# start of Raw records
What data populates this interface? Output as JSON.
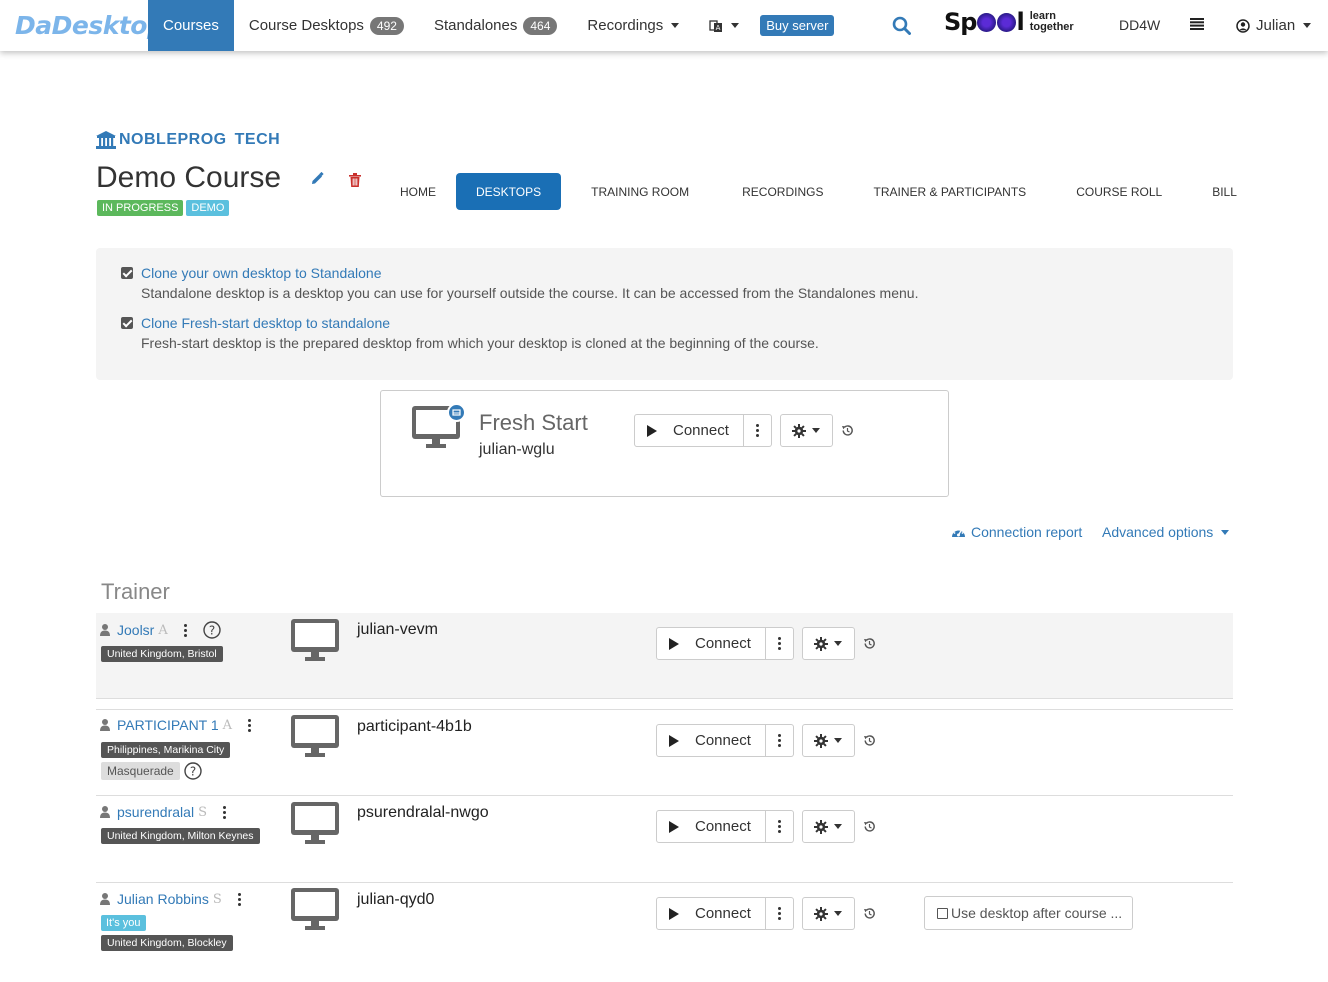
{
  "navbar": {
    "brand": "DaDesktop",
    "items": [
      {
        "label": "Courses"
      },
      {
        "label": "Course Desktops",
        "count": "492"
      },
      {
        "label": "Standalones",
        "count": "464"
      },
      {
        "label": "Recordings"
      }
    ],
    "buy_server": "Buy server",
    "spool": {
      "brand": "Spool",
      "tagline_1": "learn",
      "tagline_2": "together"
    },
    "dd4w": "DD4W",
    "user": "Julian"
  },
  "course": {
    "org_name": "NOBLEPROG",
    "org_tag": "TECH",
    "title": "Demo Course",
    "status": "IN PROGRESS",
    "type": "DEMO",
    "tabs": [
      "HOME",
      "DESKTOPS",
      "TRAINING ROOM",
      "RECORDINGS",
      "TRAINER & PARTICIPANTS",
      "COURSE ROLL",
      "BILL"
    ],
    "active_tab": "DESKTOPS"
  },
  "info": {
    "clone_own_link": "Clone your own desktop to Standalone",
    "clone_own_text": "Standalone desktop is a desktop you can use for yourself outside the course. It can be accessed from the Standalones menu.",
    "clone_fresh_link": "Clone Fresh-start desktop to standalone",
    "clone_fresh_text": "Fresh-start desktop is the prepared desktop from which your desktop is cloned at the beginning of the course."
  },
  "fresh_start": {
    "title": "Fresh Start",
    "desktop": "julian-wglu",
    "connect_label": "Connect"
  },
  "links": {
    "connection_report": "Connection report",
    "advanced_options": "Advanced options"
  },
  "trainer_heading": "Trainer",
  "rows": [
    {
      "name": "Joolsr",
      "role": "A",
      "location": "United Kingdom, Bristol",
      "desktop": "julian-vevm",
      "connect_label": "Connect"
    },
    {
      "name": "PARTICIPANT 1",
      "role": "A",
      "location": "Philippines, Marikina City",
      "extra": "Masquerade",
      "desktop": "participant-4b1b",
      "connect_label": "Connect"
    },
    {
      "name": "psurendralal",
      "role": "S",
      "location": "United Kingdom, Milton Keynes",
      "desktop": "psurendralal-nwgo",
      "connect_label": "Connect"
    },
    {
      "name": "Julian Robbins",
      "role": "S",
      "you_label": "It's you",
      "location": "United Kingdom, Blockley",
      "desktop": "julian-qyd0",
      "connect_label": "Connect",
      "use_after": "Use desktop after course ..."
    }
  ],
  "colors": {
    "primary": "#337ab7",
    "success": "#5cb85c",
    "info": "#5bc0de",
    "brand": "#7cb5ea"
  }
}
# end of Raw records
Exercise details:
The entries above should be reproduced exactly, without their pictures.

Result:
What data populates this interface? Output as JSON.
{
  "navbar": {
    "brand": "DaDesktop",
    "items": [
      {
        "label": "Courses"
      },
      {
        "label": "Course Desktops",
        "count": "492"
      },
      {
        "label": "Standalones",
        "count": "464"
      },
      {
        "label": "Recordings"
      }
    ],
    "buy_server": "Buy server",
    "spool": {
      "brand": "Spool",
      "tagline_1": "learn",
      "tagline_2": "together"
    },
    "dd4w": "DD4W",
    "user": "Julian"
  },
  "course": {
    "org_name": "NOBLEPROG",
    "org_tag": "TECH",
    "title": "Demo Course",
    "status": "IN PROGRESS",
    "type": "DEMO",
    "tabs": [
      "HOME",
      "DESKTOPS",
      "TRAINING ROOM",
      "RECORDINGS",
      "TRAINER & PARTICIPANTS",
      "COURSE ROLL",
      "BILL"
    ],
    "active_tab": "DESKTOPS"
  },
  "info": {
    "clone_own_link": "Clone your own desktop to Standalone",
    "clone_own_text": "Standalone desktop is a desktop you can use for yourself outside the course. It can be accessed from the Standalones menu.",
    "clone_fresh_link": "Clone Fresh-start desktop to standalone",
    "clone_fresh_text": "Fresh-start desktop is the prepared desktop from which your desktop is cloned at the beginning of the course."
  },
  "fresh_start": {
    "title": "Fresh Start",
    "desktop": "julian-wglu",
    "connect_label": "Connect"
  },
  "links": {
    "connection_report": "Connection report",
    "advanced_options": "Advanced options"
  },
  "trainer_heading": "Trainer",
  "rows": [
    {
      "name": "Joolsr",
      "role": "A",
      "location": "United Kingdom, Bristol",
      "desktop": "julian-vevm",
      "connect_label": "Connect"
    },
    {
      "name": "PARTICIPANT 1",
      "role": "A",
      "location": "Philippines, Marikina City",
      "extra": "Masquerade",
      "desktop": "participant-4b1b",
      "connect_label": "Connect"
    },
    {
      "name": "psurendralal",
      "role": "S",
      "location": "United Kingdom, Milton Keynes",
      "desktop": "psurendralal-nwgo",
      "connect_label": "Connect"
    },
    {
      "name": "Julian Robbins",
      "role": "S",
      "you_label": "It's you",
      "location": "United Kingdom, Blockley",
      "desktop": "julian-qyd0",
      "connect_label": "Connect",
      "use_after": "Use desktop after course ..."
    }
  ],
  "colors": {
    "primary": "#337ab7",
    "success": "#5cb85c",
    "info": "#5bc0de",
    "brand": "#7cb5ea"
  }
}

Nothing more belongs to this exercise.